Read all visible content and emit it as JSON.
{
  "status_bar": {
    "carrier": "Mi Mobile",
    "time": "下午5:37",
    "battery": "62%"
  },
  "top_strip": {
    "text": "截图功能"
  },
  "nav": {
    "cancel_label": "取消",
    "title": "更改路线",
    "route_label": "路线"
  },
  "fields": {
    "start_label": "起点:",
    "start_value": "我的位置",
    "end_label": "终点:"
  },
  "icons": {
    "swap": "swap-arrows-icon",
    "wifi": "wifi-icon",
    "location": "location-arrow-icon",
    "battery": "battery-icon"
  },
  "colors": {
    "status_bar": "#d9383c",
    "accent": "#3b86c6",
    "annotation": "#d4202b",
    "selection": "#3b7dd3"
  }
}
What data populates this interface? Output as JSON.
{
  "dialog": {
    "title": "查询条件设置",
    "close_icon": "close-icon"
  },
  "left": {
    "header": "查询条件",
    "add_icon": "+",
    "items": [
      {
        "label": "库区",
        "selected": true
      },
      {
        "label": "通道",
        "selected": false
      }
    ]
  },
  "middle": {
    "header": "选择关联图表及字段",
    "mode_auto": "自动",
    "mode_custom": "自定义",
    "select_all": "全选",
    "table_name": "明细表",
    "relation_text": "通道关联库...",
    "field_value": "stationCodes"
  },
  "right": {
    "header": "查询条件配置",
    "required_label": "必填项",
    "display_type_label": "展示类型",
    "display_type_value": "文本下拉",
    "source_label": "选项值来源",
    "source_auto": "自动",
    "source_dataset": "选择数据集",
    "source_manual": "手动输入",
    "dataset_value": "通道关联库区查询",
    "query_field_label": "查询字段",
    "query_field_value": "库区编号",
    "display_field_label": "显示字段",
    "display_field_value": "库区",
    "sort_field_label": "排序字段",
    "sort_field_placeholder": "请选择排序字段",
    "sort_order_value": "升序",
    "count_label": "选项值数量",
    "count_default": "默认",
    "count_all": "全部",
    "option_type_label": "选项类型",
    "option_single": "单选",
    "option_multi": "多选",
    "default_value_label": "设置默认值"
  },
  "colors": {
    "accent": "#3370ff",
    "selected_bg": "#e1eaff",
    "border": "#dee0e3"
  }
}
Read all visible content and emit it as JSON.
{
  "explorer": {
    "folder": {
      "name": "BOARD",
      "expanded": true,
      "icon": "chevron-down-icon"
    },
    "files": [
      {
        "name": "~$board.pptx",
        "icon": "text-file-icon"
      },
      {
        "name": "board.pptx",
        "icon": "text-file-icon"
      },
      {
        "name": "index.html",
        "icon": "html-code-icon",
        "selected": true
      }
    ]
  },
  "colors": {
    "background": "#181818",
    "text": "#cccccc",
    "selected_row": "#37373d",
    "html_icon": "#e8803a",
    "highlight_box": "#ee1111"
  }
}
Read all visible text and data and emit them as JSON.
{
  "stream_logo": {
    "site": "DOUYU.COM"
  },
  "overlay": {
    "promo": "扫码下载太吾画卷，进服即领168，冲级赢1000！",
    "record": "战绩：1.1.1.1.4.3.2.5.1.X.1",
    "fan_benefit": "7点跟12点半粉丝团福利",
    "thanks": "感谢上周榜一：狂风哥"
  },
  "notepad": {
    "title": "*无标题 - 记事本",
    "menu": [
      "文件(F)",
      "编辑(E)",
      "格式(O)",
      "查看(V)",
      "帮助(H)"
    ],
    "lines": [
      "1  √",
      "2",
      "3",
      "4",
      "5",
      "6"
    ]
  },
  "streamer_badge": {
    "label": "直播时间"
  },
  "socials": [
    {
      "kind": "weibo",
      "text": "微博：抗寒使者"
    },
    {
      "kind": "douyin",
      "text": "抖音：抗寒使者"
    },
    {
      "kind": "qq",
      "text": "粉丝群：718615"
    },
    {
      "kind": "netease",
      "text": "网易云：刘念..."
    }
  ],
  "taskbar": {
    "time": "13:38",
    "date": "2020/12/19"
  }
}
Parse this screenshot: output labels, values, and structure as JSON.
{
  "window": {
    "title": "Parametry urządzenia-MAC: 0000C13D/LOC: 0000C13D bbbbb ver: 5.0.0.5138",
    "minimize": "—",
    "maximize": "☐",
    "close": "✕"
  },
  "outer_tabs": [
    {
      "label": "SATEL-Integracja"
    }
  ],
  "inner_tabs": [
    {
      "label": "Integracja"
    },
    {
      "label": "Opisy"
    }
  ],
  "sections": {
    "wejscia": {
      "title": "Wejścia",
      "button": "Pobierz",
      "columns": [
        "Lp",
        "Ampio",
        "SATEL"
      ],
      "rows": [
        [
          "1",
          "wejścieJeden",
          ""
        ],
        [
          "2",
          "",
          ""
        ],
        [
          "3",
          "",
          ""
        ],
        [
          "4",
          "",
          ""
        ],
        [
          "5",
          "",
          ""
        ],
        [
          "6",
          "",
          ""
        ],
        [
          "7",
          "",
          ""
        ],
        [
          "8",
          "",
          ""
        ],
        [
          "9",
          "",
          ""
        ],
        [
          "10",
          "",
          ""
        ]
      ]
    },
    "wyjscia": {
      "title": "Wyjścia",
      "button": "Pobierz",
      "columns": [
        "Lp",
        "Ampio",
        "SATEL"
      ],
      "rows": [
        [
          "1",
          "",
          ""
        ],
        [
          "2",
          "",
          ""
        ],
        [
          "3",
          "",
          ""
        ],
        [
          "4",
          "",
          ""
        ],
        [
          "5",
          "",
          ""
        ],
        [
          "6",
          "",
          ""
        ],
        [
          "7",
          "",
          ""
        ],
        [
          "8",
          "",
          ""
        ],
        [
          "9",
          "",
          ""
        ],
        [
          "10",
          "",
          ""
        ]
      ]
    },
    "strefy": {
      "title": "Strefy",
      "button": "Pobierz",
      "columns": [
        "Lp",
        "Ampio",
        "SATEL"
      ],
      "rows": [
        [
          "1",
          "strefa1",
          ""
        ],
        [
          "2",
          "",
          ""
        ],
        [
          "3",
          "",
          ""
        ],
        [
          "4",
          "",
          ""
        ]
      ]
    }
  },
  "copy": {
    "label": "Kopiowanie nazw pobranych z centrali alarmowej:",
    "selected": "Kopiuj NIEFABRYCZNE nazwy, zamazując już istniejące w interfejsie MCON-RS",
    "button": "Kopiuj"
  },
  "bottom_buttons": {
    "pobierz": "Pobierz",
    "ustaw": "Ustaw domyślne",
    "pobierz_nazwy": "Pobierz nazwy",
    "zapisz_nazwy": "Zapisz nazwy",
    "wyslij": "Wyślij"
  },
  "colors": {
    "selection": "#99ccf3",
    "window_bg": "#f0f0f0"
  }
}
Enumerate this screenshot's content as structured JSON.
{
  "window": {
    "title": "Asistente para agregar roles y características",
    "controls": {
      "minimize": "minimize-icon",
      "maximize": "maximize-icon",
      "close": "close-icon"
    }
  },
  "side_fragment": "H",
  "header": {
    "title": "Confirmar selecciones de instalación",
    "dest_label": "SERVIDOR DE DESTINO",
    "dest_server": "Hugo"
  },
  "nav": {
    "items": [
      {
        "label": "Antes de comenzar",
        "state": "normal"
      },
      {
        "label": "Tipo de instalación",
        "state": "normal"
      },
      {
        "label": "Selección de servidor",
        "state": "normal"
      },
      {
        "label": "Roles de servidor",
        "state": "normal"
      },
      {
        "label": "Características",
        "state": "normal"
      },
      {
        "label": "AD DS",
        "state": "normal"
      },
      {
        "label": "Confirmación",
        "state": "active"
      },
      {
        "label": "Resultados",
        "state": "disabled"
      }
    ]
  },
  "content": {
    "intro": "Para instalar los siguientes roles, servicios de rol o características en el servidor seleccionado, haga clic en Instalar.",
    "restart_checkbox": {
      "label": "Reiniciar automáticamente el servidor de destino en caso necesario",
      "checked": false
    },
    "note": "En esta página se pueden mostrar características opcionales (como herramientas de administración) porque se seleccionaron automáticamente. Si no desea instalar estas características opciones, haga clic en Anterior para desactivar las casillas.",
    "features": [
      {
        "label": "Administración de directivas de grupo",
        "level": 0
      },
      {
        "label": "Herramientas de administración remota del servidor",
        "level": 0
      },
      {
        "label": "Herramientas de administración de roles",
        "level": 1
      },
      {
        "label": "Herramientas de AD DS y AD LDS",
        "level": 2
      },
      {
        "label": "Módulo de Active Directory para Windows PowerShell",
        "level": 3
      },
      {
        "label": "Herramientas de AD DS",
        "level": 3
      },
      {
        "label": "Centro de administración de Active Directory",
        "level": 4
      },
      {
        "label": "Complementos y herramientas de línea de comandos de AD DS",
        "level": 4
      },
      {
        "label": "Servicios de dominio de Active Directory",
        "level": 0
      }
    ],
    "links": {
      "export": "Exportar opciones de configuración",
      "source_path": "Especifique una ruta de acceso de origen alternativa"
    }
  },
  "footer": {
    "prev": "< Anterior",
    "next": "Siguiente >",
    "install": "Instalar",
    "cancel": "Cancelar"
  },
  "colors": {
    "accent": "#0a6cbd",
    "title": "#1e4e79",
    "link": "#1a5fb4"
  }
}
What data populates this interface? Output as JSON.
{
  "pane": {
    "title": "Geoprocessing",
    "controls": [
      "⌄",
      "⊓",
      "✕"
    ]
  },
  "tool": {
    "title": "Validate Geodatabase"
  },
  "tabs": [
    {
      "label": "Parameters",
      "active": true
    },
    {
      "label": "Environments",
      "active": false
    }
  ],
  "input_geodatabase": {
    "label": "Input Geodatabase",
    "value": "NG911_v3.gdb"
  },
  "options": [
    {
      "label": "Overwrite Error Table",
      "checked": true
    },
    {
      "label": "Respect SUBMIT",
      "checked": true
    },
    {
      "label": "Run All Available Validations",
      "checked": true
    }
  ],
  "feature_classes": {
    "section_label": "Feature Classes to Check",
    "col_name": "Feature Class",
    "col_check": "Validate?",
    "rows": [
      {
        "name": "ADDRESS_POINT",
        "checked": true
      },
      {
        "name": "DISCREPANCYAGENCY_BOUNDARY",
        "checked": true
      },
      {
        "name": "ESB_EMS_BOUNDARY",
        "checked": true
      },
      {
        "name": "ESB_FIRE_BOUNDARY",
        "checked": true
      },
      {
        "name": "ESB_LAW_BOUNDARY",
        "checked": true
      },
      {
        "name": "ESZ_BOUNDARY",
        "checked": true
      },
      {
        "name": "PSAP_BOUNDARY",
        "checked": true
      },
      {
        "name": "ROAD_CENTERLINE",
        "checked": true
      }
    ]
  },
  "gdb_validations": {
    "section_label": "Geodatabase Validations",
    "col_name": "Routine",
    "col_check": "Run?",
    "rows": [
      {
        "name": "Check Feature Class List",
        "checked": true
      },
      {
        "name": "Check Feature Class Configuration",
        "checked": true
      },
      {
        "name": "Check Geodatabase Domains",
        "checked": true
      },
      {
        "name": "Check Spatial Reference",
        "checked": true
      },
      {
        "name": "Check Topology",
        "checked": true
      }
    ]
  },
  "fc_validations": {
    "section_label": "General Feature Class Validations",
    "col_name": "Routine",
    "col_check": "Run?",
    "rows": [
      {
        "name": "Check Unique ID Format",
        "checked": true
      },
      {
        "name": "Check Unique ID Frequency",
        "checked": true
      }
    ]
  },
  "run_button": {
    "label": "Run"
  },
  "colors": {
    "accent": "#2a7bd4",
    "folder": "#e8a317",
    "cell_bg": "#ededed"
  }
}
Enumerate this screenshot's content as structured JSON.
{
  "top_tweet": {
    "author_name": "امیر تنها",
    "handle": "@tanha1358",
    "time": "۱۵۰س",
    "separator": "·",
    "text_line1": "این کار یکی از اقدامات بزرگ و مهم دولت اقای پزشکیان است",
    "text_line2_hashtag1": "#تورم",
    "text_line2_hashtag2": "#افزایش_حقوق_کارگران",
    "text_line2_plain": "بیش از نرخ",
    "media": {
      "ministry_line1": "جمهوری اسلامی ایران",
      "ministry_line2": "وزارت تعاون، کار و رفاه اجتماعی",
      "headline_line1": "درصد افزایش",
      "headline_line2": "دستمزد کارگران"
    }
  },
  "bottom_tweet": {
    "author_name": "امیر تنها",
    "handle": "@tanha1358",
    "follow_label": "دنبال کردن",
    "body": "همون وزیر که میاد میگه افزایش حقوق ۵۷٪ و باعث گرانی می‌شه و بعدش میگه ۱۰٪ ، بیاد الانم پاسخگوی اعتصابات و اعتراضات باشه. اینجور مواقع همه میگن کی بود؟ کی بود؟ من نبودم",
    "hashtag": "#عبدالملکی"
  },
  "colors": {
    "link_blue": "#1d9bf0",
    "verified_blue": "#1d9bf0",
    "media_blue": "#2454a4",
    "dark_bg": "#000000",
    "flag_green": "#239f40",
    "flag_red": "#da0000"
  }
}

****************************************

§ Problem requirements
Above are records; say how many of their lines contain the word "accent", giving only the number.

§ Exercise result
4